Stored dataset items
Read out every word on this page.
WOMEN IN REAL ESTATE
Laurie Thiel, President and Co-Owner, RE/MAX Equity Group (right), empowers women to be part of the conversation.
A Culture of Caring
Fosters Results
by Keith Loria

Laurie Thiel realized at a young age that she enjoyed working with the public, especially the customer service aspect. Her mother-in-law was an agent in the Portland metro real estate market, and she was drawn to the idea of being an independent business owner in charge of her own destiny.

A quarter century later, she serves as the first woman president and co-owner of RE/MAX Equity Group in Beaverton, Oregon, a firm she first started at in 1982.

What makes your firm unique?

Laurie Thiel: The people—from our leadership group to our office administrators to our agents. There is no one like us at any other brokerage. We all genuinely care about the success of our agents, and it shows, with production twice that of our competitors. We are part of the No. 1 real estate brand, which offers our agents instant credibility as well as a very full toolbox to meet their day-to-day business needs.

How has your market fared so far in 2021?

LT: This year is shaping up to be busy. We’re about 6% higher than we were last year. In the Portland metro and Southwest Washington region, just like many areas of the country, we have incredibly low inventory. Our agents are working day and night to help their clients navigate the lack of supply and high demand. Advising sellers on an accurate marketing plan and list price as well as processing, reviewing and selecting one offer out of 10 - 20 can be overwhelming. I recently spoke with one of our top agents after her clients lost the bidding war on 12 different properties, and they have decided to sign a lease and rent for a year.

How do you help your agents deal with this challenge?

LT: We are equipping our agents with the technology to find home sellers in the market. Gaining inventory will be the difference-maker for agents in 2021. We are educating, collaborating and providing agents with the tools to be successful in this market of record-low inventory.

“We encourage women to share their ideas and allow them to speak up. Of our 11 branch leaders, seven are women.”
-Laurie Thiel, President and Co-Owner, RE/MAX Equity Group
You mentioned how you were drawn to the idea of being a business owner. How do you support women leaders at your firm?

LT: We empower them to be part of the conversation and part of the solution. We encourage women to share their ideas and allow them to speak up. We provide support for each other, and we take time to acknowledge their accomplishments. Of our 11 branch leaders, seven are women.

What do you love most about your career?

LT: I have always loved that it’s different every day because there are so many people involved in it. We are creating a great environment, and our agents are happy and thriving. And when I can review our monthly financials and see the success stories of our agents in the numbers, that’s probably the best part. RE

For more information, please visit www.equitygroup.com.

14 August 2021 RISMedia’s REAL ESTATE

**Objective:**
Copy out all lines that carry the word "What".

**Answer to the exercise:**
What makes your firm unique?
What do you love most about your career?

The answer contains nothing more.